◆ **ROWS**

>>>

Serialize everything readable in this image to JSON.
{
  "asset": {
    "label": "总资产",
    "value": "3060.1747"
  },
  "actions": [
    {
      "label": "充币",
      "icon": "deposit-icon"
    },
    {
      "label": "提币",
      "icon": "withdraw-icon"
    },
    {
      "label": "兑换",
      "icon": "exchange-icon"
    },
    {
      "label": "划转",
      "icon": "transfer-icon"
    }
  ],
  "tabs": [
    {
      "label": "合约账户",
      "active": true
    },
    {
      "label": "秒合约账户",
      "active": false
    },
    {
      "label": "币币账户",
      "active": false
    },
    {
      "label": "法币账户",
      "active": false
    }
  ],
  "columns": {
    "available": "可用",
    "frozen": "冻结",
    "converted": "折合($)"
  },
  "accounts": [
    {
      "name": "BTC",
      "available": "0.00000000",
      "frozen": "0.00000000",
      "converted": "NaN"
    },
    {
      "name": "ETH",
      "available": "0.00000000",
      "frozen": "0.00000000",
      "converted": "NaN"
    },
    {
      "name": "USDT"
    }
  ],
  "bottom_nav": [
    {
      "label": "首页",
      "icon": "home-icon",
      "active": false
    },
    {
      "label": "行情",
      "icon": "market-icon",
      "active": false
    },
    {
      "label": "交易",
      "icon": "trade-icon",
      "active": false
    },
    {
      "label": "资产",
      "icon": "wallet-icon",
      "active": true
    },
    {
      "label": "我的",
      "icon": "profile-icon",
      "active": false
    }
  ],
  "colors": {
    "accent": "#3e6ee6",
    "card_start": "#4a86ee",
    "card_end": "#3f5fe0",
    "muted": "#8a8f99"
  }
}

<<<

◆ **TASK INSTRUCTIONS**
Print the whole listing exactly as it is.

◆ **ANSWER TO THIS PROBLEM**
Serialize everything readable in this image to JSON.
{
  "asset": {
    "label": "总资产",
    "value": "3060.1747"
  },
  "actions": [
    {
      "label": "充币",
      "icon": "deposit-icon"
    },
    {
      "label": "提币",
      "icon": "withdraw-icon"
    },
    {
      "label": "兑换",
      "icon": "exchange-icon"
    },
    {
      "label": "划转",
      "icon": "transfer-icon"
    }
  ],
  "tabs": [
    {
      "label": "合约账户",
      "active": true
    },
    {
      "label": "秒合约账户",
      "active": false
    },
    {
      "label": "币币账户",
      "active": false
    },
    {
      "label": "法币账户",
      "active": false
    }
  ],
  "columns": {
    "available": "可用",
    "frozen": "冻结",
    "converted": "折合($)"
  },
  "accounts": [
    {
      "name": "BTC",
      "available": "0.00000000",
      "frozen": "0.00000000",
      "converted": "NaN"
    },
    {
      "name": "ETH",
      "available": "0.00000000",
      "frozen": "0.00000000",
      "converted": "NaN"
    },
    {
      "name": "USDT"
    }
  ],
  "bottom_nav": [
    {
      "label": "首页",
      "icon": "home-icon",
      "active": false
    },
    {
      "label": "行情",
      "icon": "market-icon",
      "active": false
    },
    {
      "label": "交易",
      "icon": "trade-icon",
      "active": false
    },
    {
      "label": "资产",
      "icon": "wallet-icon",
      "active": true
    },
    {
      "label": "我的",
      "icon": "profile-icon",
      "active": false
    }
  ],
  "colors": {
    "accent": "#3e6ee6",
    "card_start": "#4a86ee",
    "card_end": "#3f5fe0",
    "muted": "#8a8f99"
  }
}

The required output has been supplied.